[Required task] Set each record down exactly, excluding all images.

[Supplied information]
**********

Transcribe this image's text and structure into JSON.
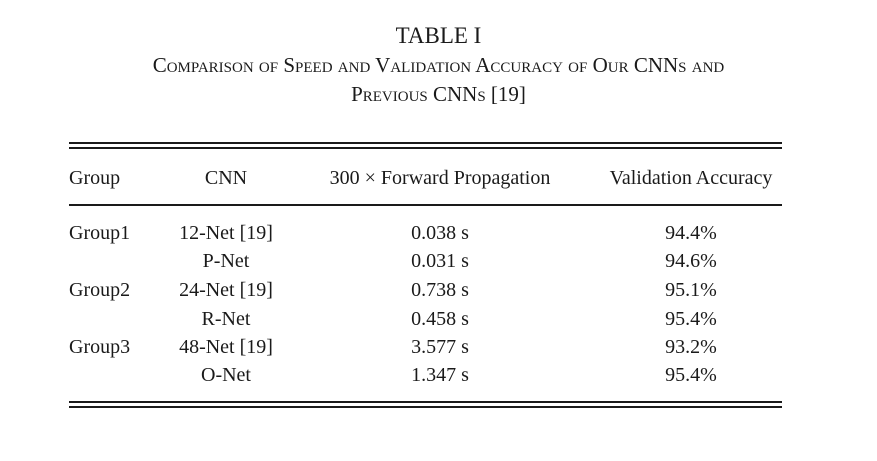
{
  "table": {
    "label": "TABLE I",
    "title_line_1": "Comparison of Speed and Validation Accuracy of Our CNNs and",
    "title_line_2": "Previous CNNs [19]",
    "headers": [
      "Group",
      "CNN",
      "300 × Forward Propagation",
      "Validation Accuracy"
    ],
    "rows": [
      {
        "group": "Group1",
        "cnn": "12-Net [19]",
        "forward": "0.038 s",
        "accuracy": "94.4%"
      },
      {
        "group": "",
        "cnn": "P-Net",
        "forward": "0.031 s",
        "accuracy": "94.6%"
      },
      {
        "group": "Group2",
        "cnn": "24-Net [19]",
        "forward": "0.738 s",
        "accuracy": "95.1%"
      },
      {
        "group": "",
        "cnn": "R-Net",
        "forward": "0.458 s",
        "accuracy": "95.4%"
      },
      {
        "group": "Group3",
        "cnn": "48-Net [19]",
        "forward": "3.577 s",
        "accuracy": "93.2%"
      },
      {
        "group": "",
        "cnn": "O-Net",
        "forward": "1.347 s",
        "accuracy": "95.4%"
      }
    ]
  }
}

**********

[Solution to this problem]
Transcribe this image's text and structure into JSON.
{
  "table": {
    "label": "TABLE I",
    "title_line_1": "Comparison of Speed and Validation Accuracy of Our CNNs and",
    "title_line_2": "Previous CNNs [19]",
    "headers": [
      "Group",
      "CNN",
      "300 × Forward Propagation",
      "Validation Accuracy"
    ],
    "rows": [
      {
        "group": "Group1",
        "cnn": "12-Net [19]",
        "forward": "0.038 s",
        "accuracy": "94.4%"
      },
      {
        "group": "",
        "cnn": "P-Net",
        "forward": "0.031 s",
        "accuracy": "94.6%"
      },
      {
        "group": "Group2",
        "cnn": "24-Net [19]",
        "forward": "0.738 s",
        "accuracy": "95.1%"
      },
      {
        "group": "",
        "cnn": "R-Net",
        "forward": "0.458 s",
        "accuracy": "95.4%"
      },
      {
        "group": "Group3",
        "cnn": "48-Net [19]",
        "forward": "3.577 s",
        "accuracy": "93.2%"
      },
      {
        "group": "",
        "cnn": "O-Net",
        "forward": "1.347 s",
        "accuracy": "95.4%"
      }
    ]
  }
}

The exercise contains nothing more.